Exercise details: Copy the material that follows word for word and omit its pictures.
-- Begin Material for this task --
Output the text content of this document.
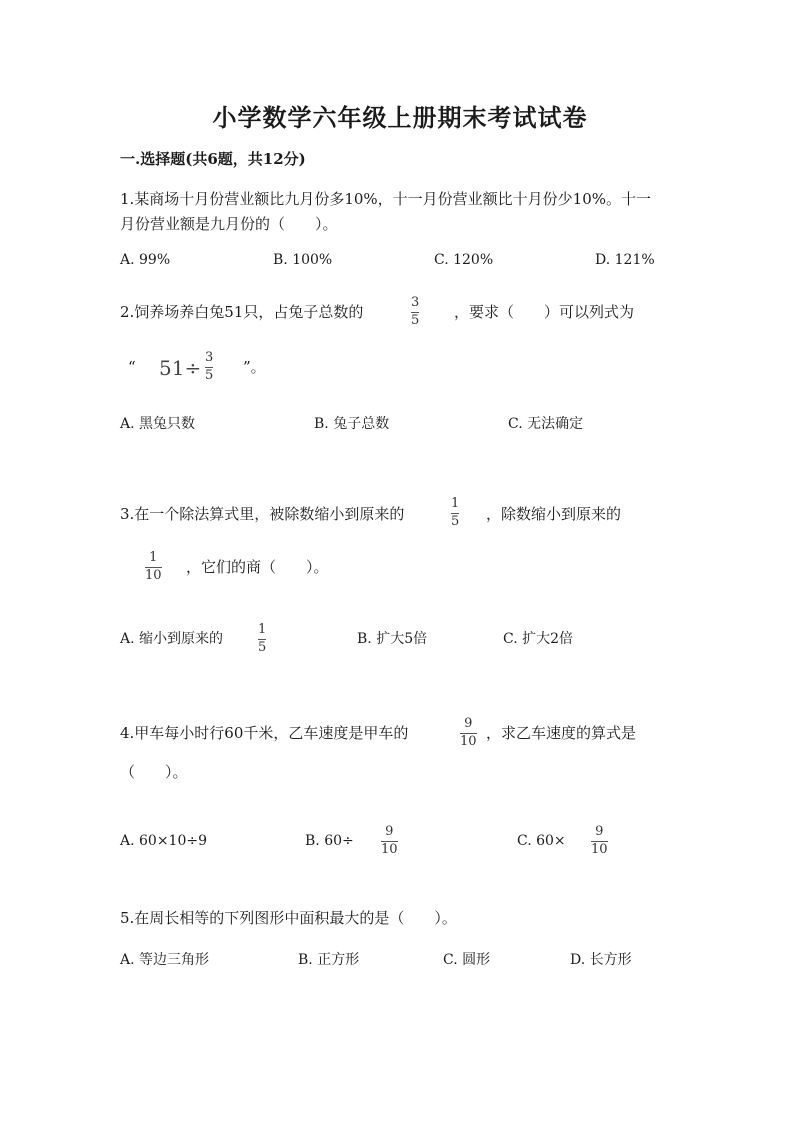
小学数学六年级上册期末考试试卷
一.选择题(共6题，共12分)
1.某商场十月份营业额比九月份多10%，十一月份营业额比十月份少10%。十一
月份营业额是九月份的（　　）。
A. 99%	B. 100%	C. 120%	D. 121%
2.饲养场养白兔51只，占兔子总数的
3
5 ，要求（　　）可以列式为
“ 51÷ 3
5 ”。
A. 黑兔只数	B. 兔子总数	C. 无法确定
3.在一个除法算式里，被除数缩小到原来的
1
5 ，除数缩小到原来的
1
10 ，它们的商（　　）。
A. 缩小到原来的
1
5
B. 扩大5倍	C. 扩大2倍
4.甲车每小时行60千米，乙车速度是甲车的
9
10 ，求乙车速度的算式是
（　　）。
A. 60×10÷9	B. 60÷
9
10
C. 60×
9
10
5.在周长相等的下列图形中面积最大的是（　　）。
A. 等边三角形	B. 正方形	C. 圆形	D. 长方形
-- End Material for this task --
Exercise response:
Output the text content of this document.
小学数学六年级上册期末考试试卷
一.选择题(共6题，共12分)
1.某商场十月份营业额比九月份多10%，十一月份营业额比十月份少10%。十一
月份营业额是九月份的（　　）。
A. 99%	B. 100%	C. 120%	D. 121%
2.饲养场养白兔51只，占兔子总数的
3
5 ，要求（　　）可以列式为
“ 51÷ 3
5 ”。
A. 黑兔只数	B. 兔子总数	C. 无法确定
3.在一个除法算式里，被除数缩小到原来的
1
5 ，除数缩小到原来的
1
10 ，它们的商（　　）。
A. 缩小到原来的
1
5
B. 扩大5倍	C. 扩大2倍
4.甲车每小时行60千米，乙车速度是甲车的
9
10 ，求乙车速度的算式是
（　　）。
A. 60×10÷9	B. 60÷
9
10
C. 60×
9
10
5.在周长相等的下列图形中面积最大的是（　　）。
A. 等边三角形	B. 正方形	C. 圆形	D. 长方形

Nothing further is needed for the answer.